Data records
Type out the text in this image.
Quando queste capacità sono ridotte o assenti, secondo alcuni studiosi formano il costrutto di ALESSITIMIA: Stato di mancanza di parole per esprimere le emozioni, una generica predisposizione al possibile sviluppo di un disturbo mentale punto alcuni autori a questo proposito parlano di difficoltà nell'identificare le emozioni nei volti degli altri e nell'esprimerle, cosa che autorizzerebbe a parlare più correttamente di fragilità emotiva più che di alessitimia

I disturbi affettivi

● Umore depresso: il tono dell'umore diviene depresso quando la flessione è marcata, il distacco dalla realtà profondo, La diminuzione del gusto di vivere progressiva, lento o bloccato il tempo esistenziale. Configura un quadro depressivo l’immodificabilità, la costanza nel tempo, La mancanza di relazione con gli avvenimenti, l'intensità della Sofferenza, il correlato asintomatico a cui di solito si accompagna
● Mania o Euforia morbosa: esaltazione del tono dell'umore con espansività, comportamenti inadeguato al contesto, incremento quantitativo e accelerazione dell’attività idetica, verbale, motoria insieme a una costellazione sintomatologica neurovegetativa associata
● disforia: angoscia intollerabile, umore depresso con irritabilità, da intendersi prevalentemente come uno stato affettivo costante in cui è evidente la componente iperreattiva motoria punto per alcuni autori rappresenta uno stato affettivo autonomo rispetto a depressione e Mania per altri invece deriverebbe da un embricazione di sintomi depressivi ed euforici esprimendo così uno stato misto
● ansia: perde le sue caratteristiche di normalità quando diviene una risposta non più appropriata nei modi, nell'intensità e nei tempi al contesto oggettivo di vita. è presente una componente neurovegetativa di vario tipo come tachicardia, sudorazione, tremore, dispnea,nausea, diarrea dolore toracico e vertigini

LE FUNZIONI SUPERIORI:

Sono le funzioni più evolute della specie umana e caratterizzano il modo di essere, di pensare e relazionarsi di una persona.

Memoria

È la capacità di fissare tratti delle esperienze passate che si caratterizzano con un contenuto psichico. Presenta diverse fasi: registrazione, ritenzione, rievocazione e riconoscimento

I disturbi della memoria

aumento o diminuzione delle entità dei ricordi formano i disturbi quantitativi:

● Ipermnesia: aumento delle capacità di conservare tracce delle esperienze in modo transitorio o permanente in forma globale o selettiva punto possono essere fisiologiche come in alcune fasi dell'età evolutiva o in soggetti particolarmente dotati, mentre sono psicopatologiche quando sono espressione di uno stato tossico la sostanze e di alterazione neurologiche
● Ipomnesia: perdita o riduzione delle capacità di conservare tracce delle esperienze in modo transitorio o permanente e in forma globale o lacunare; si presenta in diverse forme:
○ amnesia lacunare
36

*Do this*: Take each line containing the string "diverse" and copy it out.

*Solution to the exercise*:
È la capacità di fissare tratti delle esperienze passate che si caratterizzano con un contenuto psichico. Presenta diverse fasi: registrazione, ritenzione, rievocazione e riconoscimento
● Ipomnesia: perdita o riduzione delle capacità di conservare tracce delle esperienze in modo transitorio o permanente e in forma globale o lacunare; si presenta in diverse forme:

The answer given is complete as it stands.